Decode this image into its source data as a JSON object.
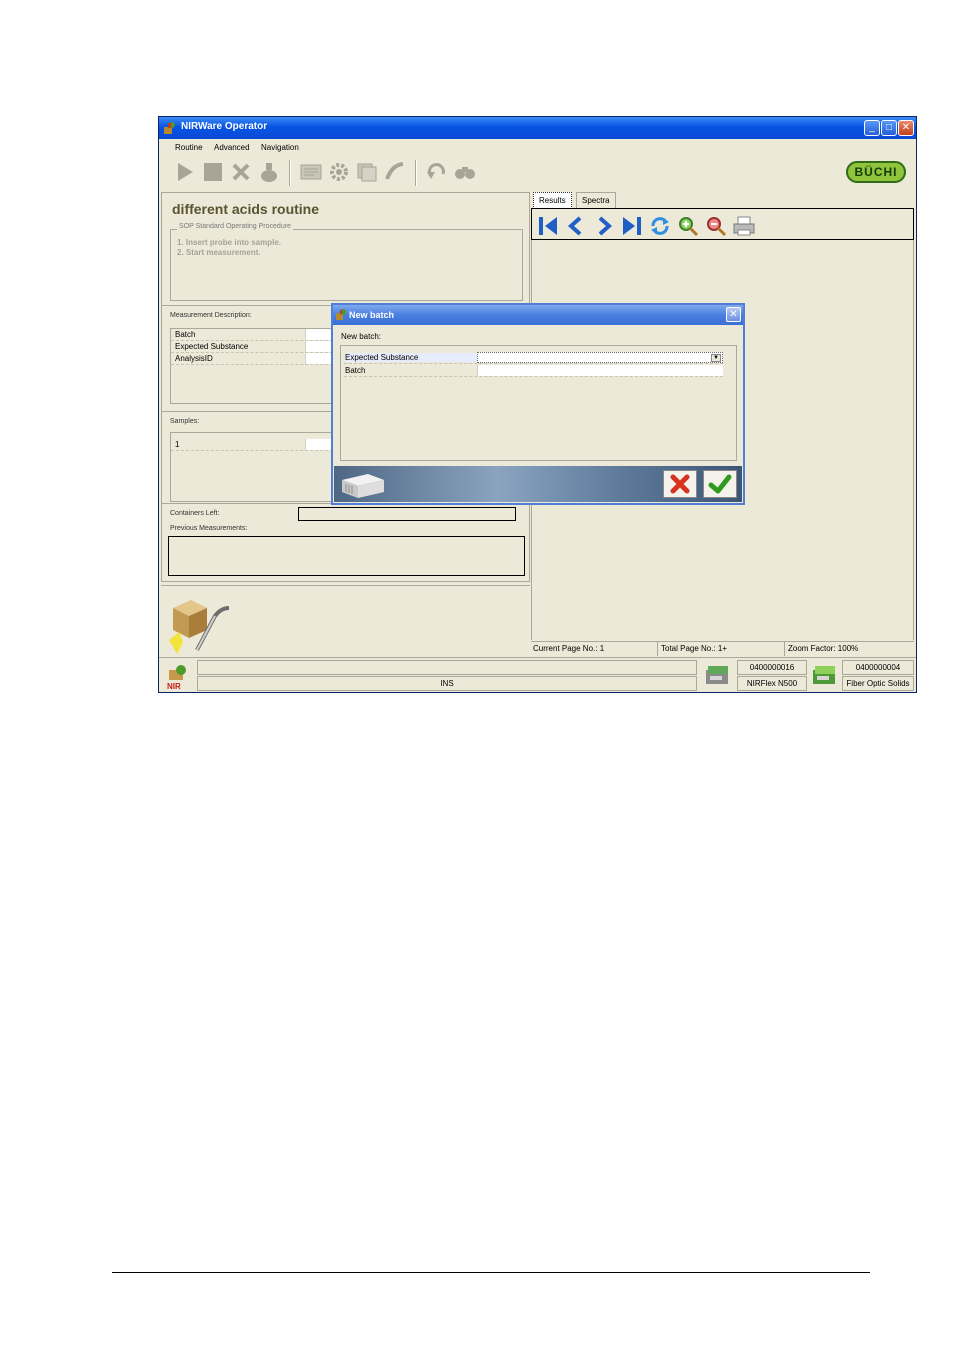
{
  "window": {
    "title": "NIRWare Operator",
    "controls": {
      "minimize": "_",
      "maximize": "□",
      "close": "✕"
    }
  },
  "menu": {
    "items": [
      "Routine",
      "Advanced",
      "Navigation"
    ]
  },
  "brand": {
    "logo": "BÜCHI"
  },
  "routine": {
    "title": "different acids routine",
    "sop_legend": "SOP Standard Operating Procedure",
    "sop_steps": [
      "1. Insert probe into sample.",
      "2. Start measurement."
    ]
  },
  "measurement": {
    "header": "Measurement Description:",
    "rows": [
      {
        "label": "Batch"
      },
      {
        "label": "Expected Substance"
      },
      {
        "label": "AnalysisID"
      }
    ]
  },
  "samples": {
    "header": "Samples:",
    "rows": [
      {
        "label": "1"
      }
    ]
  },
  "containers": {
    "label": "Containers Left:"
  },
  "previous": {
    "label": "Previous Measurements:"
  },
  "tabs": [
    {
      "label": "Results",
      "active": true
    },
    {
      "label": "Spectra",
      "active": false
    }
  ],
  "pagebar": {
    "current": "Current Page No.: 1",
    "total": "Total Page No.: 1+",
    "zoom": "Zoom Factor: 100%"
  },
  "status": {
    "mode": "INS",
    "device1_serial": "0400000016",
    "device1_name": "NIRFlex N500",
    "device2_serial": "0400000004",
    "device2_name": "Fiber Optic Solids"
  },
  "dialog": {
    "title": "New batch",
    "label": "New batch:",
    "rows": [
      {
        "label": "Expected Substance",
        "value": ""
      },
      {
        "label": "Batch",
        "value": ""
      }
    ]
  },
  "colors": {
    "titlebar": "#0754e3",
    "dialog_titlebar": "#4a7fe0",
    "nav_arrows": "#1f5fc6",
    "window_bg": "#ece9d8",
    "logo_green": "#8fc43c"
  }
}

◆ ◆ ◆ ◆ ◆

The required output is the number of lines containing the word "header", and nothing besides.

Answer below:
2